* _WHAT YOU NEED TO DO_:
- A) In the blog post on the book promotion, transcribe the passage between "My half-baked promotion" and "abandoning it entirely.", inclusive.
- B) According to the blog post on the book promotion, what did the one promo booked at Freebooksy cost?

* _EXTRACT TO READ_:
My half-baked promotion

The subtitle being: A not-so-cautionary tale for other self-publishers. This past weekend I ran a promotion for my last novel, and it was kind of a secret—which is probably the worst and dopiest kind of book promotion to run. It wasn’t intentional: I actually forgot that I  had arranged it for this particular weekend. And I’d had mixed feelings about running it anyway: I had vowed to never give any more books away for free. I believe I said so in this very space. But there was poor old Wives of the Saints hovering down around 800,000 in the paid rankings, and I decided what the hell; why not try and give it one more kick in the ass before abandoning it entirely.

Now conventional wisdom about these things is to promote the promotion, which sounds stupid, but that’s what we indie writers are told we have to do. This is if you want actual sales afterwards. Now I’ve run other freebie promotions, but have never seen any appreciable sales after the fact. Then again, I rarely give away more than a few hundred at a time. But it does result in a spike of interest…in my blog, in my other books, and I usually come away with a fair amount of “page-reads,” resulting from the Prime borrowing program, although that rarely amounts to very much more than $10 or so. But I always gain a few extra readers, no matter what, and one  loyal reader is worth her or his weight in gold, so… But I wasn’t in the mood to go deeper into debt for the slim chance of hitting the self-pub lottery. So I only booked one lonely little promo, at an outfit called Freebooksy,  which has been getting getting heat from the author’s community for underperforming.  But it was cheap and only set me back about $50 bucks. I thought if $50 could buy me a handful of good readers, I’d be happy.

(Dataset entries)
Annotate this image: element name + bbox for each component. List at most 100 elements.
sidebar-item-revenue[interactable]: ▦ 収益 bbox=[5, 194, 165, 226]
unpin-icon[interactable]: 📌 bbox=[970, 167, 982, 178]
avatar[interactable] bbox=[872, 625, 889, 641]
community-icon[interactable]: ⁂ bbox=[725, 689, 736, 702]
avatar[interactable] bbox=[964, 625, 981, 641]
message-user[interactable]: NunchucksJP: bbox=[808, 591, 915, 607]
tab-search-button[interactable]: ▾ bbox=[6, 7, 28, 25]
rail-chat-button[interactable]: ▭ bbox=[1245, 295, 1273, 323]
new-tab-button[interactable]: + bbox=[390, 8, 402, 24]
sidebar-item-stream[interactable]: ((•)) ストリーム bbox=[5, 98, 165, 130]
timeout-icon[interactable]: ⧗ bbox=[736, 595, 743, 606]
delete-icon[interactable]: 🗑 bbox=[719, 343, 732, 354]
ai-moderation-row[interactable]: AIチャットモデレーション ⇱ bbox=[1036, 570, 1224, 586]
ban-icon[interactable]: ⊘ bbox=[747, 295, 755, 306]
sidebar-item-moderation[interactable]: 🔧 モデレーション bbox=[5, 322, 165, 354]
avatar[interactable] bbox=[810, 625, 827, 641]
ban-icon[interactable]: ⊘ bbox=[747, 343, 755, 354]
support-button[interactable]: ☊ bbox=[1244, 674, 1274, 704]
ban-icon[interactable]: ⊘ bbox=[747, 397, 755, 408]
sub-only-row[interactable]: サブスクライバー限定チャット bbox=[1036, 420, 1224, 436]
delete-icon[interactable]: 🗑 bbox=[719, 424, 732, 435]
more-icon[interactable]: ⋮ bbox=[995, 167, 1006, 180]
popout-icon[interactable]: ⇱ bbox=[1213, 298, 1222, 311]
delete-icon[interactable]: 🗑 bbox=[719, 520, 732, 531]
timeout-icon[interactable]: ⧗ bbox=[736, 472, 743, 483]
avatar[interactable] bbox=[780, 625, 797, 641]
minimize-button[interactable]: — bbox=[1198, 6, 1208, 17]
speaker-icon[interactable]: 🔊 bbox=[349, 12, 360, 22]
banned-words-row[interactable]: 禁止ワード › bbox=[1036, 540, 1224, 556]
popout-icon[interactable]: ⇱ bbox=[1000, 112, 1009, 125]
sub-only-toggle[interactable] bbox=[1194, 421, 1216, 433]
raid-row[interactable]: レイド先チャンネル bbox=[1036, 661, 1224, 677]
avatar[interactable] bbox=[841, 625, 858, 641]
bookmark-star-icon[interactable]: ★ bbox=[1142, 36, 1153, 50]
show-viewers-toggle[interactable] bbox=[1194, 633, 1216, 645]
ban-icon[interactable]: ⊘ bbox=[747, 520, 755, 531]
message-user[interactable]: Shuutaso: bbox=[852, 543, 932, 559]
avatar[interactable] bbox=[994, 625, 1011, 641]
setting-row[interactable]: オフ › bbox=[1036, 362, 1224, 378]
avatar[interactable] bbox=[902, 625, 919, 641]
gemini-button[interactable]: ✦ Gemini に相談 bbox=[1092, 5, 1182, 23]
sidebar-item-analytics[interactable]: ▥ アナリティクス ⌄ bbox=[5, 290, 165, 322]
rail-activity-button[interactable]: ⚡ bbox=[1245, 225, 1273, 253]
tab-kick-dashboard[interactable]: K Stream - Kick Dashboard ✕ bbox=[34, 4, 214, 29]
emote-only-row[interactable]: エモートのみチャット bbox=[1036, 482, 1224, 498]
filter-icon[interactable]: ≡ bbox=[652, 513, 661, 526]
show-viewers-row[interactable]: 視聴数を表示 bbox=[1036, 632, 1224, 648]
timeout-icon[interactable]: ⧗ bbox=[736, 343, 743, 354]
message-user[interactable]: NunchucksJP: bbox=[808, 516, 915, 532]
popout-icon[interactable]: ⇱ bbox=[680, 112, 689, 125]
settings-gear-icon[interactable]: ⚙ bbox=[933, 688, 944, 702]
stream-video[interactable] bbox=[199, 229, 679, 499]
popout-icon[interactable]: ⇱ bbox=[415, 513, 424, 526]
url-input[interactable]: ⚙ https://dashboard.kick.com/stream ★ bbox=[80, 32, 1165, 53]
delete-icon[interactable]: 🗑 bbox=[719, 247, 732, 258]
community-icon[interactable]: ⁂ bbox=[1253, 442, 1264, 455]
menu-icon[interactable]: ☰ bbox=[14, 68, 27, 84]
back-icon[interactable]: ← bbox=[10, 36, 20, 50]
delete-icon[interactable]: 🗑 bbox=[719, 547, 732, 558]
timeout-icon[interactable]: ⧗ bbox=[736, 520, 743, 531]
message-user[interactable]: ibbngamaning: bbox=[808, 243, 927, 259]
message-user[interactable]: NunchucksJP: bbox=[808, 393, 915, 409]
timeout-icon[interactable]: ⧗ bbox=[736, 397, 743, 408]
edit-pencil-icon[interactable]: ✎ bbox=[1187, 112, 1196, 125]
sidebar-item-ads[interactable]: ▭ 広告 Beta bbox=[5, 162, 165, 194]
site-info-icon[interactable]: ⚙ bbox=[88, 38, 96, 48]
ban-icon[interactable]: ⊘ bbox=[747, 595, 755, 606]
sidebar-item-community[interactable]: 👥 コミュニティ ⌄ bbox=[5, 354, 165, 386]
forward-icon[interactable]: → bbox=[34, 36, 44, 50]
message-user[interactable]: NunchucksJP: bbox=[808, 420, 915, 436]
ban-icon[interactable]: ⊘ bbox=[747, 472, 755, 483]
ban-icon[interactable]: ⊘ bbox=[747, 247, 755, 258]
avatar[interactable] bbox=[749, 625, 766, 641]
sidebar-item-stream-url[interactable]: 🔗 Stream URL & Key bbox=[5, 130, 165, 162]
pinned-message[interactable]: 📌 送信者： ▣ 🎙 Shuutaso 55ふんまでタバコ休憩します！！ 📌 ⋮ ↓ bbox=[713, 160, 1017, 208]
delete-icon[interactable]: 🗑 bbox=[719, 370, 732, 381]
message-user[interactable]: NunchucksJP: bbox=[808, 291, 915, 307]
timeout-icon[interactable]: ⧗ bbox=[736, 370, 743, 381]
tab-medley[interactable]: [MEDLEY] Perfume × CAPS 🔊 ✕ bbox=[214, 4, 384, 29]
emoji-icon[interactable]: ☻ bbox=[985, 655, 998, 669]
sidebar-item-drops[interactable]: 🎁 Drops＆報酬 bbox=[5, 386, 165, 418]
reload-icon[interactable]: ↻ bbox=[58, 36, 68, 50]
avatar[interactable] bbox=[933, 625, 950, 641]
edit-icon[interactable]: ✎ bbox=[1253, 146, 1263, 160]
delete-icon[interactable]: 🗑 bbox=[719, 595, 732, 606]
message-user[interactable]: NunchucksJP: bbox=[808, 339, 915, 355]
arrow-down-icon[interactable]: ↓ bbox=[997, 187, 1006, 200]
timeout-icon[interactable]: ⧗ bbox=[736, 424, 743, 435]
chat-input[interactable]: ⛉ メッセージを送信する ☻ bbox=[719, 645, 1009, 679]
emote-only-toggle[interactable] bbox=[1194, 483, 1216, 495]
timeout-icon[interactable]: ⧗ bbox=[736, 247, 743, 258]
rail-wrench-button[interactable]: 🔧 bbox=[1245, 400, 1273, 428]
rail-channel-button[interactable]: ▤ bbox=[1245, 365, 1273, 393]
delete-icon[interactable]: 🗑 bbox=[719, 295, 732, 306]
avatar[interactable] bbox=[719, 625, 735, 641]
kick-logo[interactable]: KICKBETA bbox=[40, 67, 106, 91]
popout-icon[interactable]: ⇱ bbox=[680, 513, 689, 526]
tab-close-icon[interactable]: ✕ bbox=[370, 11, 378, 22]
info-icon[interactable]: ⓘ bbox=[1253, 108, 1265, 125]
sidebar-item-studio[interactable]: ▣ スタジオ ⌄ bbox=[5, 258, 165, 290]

* * *

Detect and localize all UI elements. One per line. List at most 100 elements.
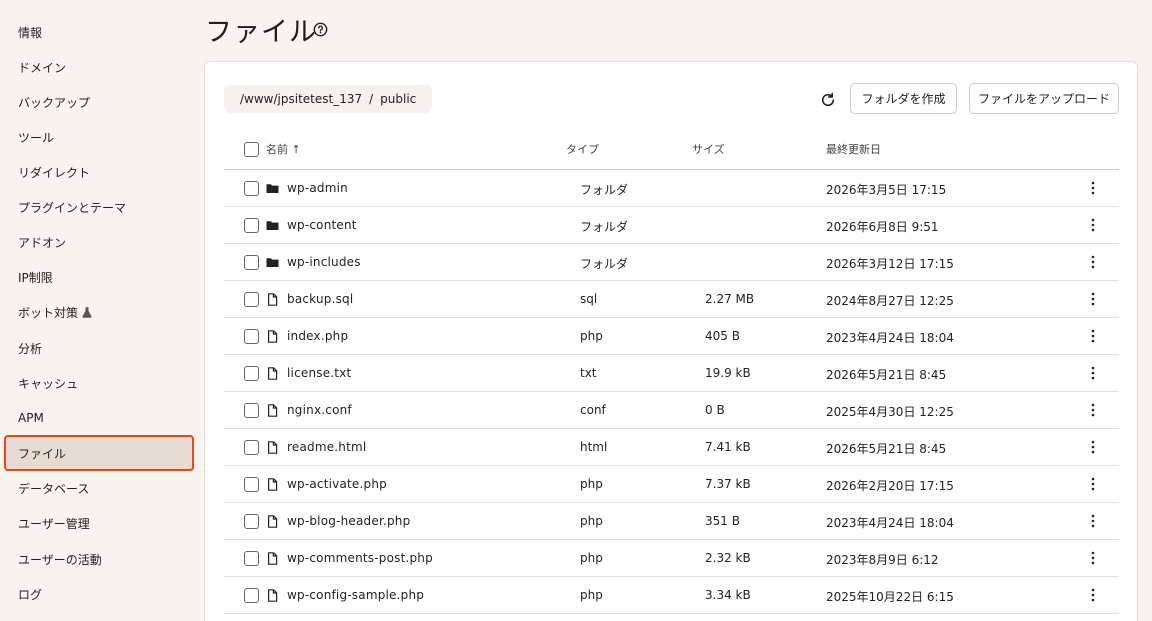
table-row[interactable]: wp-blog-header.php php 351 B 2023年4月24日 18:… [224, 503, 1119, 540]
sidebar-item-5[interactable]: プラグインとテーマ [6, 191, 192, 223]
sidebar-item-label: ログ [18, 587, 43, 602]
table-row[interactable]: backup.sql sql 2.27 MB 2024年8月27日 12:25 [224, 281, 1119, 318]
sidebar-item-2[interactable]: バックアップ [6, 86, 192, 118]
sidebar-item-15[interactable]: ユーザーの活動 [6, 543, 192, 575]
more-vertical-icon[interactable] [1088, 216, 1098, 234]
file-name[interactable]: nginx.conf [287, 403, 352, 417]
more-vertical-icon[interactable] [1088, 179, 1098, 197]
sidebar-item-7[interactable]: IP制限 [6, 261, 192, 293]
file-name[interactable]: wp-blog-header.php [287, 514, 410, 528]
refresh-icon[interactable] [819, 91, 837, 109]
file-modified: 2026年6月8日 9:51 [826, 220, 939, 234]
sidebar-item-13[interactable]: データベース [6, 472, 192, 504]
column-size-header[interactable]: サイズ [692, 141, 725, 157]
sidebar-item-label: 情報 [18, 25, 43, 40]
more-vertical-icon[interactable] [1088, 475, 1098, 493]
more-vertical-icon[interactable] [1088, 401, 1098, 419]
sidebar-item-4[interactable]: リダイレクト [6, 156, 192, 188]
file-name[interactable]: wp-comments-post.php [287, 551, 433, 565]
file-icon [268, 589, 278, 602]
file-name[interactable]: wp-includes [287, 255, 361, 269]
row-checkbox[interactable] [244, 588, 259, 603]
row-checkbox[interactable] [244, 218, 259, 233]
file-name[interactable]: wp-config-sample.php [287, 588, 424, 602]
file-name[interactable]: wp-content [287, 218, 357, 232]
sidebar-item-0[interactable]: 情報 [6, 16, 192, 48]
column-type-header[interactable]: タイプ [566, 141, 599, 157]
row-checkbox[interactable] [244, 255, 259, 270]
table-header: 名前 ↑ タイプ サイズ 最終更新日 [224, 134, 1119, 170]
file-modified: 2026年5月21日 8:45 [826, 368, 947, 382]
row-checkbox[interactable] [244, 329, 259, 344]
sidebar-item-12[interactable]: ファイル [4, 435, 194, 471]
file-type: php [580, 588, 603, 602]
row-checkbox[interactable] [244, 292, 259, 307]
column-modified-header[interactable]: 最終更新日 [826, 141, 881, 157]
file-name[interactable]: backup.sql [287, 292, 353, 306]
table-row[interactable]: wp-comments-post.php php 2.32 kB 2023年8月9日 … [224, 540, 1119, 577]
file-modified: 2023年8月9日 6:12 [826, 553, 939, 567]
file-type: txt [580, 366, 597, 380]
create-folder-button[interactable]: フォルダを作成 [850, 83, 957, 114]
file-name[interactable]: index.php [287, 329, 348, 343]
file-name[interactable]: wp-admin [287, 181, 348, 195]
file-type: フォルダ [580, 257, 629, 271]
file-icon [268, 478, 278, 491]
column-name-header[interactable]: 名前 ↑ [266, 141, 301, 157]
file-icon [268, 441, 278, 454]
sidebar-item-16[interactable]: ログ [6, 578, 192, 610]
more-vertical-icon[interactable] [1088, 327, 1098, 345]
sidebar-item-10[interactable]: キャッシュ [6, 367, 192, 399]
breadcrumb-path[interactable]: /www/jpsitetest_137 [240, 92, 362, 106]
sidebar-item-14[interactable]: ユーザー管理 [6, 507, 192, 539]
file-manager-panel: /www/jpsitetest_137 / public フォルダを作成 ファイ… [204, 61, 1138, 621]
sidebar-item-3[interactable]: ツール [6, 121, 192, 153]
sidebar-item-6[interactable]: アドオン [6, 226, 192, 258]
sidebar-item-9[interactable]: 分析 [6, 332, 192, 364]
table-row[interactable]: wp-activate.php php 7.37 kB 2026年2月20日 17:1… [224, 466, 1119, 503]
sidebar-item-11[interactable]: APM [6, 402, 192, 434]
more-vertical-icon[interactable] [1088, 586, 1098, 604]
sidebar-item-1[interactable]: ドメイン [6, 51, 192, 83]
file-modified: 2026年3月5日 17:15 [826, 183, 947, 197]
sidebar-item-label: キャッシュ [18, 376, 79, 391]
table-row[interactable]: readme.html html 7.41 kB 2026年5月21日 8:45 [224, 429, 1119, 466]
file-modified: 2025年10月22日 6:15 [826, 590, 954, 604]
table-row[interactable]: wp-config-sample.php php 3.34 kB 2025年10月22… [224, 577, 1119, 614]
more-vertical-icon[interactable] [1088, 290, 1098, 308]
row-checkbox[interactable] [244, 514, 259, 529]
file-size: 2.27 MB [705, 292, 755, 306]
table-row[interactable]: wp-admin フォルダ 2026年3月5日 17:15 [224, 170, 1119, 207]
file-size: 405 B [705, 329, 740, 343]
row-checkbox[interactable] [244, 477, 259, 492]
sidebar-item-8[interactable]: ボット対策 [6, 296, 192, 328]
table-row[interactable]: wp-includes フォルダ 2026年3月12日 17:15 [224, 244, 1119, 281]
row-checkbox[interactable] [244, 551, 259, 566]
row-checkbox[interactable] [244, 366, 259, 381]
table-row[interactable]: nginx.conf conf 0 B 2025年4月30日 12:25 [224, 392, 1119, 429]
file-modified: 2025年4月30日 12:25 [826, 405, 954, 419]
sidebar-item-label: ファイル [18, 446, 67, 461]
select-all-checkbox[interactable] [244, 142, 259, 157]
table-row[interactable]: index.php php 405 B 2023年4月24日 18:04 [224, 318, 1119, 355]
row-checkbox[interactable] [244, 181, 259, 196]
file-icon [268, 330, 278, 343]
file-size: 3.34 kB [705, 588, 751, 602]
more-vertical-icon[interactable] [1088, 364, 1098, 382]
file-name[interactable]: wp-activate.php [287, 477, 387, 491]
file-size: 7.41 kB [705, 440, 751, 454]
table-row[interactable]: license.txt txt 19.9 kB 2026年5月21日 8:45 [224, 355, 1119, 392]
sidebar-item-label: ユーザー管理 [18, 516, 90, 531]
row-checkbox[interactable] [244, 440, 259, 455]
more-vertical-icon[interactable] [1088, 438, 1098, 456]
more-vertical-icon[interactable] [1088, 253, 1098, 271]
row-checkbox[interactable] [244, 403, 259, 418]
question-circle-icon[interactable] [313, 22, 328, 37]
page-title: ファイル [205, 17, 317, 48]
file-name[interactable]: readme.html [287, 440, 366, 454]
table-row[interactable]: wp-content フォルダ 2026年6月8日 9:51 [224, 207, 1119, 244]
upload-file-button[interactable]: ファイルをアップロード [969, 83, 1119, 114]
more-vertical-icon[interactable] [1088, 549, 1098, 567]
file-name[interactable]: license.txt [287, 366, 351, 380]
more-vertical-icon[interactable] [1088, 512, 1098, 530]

* _ANSWERS FOR THIS EXERCISE_:
- A)
My half-baked promotion

The subtitle being: A not-so-cautionary tale for other self-publishers. This past weekend I ran a promotion for my last novel, and it was kind of a secret—which is probably the worst and dopiest kind of book promotion to run. It wasn’t intentional: I actually forgot that I  had arranged it for this particular weekend. And I’d had mixed feelings about running it anyway: I had vowed to never give any more books away for free. I believe I said so in this very space. But there was poor old Wives of the Saints hovering down around 800,000 in the paid rankings, and I decided what the hell; why not try and give it one more kick in the ass before abandoning it entirely.

- B) About $50.